▶ _Short task_:
Go through the material below and report how many lines contain "color". Give only the number.

▶ _Supplied material_:
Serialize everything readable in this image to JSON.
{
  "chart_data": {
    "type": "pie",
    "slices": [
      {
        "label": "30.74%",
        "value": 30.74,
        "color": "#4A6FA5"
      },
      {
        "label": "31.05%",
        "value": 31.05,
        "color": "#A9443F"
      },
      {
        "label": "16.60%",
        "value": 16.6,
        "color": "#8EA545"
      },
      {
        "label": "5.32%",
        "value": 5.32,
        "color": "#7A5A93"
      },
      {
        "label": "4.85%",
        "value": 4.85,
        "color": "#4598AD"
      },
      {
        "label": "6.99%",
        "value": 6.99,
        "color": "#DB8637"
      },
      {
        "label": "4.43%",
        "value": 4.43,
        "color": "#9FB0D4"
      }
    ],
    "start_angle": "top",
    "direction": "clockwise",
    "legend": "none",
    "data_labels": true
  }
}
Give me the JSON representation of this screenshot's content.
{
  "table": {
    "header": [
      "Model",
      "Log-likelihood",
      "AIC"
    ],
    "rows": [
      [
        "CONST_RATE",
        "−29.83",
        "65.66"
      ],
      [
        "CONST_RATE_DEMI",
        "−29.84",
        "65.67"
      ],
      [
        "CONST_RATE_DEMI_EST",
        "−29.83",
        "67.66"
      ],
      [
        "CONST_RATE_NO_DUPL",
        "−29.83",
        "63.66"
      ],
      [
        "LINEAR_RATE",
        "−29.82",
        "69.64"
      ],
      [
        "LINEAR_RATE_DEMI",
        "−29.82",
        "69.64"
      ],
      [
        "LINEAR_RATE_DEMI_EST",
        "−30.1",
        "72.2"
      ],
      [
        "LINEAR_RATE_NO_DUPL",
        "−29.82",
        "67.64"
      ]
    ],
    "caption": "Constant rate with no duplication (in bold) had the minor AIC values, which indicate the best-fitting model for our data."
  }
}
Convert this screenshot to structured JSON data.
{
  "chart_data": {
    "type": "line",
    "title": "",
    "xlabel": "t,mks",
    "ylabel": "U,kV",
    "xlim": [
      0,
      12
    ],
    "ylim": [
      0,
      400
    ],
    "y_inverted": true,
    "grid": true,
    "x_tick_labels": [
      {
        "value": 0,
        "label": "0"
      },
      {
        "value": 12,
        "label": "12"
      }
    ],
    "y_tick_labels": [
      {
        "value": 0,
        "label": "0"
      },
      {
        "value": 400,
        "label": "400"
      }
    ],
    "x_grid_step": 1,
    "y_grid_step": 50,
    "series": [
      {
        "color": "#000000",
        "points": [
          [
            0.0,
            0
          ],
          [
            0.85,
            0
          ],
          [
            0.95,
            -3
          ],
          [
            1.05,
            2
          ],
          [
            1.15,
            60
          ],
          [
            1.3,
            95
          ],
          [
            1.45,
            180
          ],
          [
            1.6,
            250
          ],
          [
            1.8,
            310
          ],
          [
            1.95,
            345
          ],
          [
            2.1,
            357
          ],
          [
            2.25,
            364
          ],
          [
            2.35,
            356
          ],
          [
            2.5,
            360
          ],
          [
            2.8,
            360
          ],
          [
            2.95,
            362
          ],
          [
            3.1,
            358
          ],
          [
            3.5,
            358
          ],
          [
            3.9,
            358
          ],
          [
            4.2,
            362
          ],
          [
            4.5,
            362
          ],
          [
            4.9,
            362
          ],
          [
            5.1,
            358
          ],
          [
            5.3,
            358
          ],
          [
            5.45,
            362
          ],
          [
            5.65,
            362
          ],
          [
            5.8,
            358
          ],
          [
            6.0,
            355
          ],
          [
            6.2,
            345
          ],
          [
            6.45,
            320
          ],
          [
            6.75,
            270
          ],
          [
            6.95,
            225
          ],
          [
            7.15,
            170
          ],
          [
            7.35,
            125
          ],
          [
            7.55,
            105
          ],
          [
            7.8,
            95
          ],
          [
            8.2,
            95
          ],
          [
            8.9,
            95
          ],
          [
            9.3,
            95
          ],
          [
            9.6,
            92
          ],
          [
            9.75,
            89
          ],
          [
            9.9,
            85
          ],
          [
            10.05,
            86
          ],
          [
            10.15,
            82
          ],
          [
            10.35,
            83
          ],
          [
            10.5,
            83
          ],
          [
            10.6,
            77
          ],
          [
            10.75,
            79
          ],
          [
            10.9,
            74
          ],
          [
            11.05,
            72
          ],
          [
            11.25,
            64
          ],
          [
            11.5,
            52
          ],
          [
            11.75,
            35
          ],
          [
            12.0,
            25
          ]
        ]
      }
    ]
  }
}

▶ _Worked answer_:
8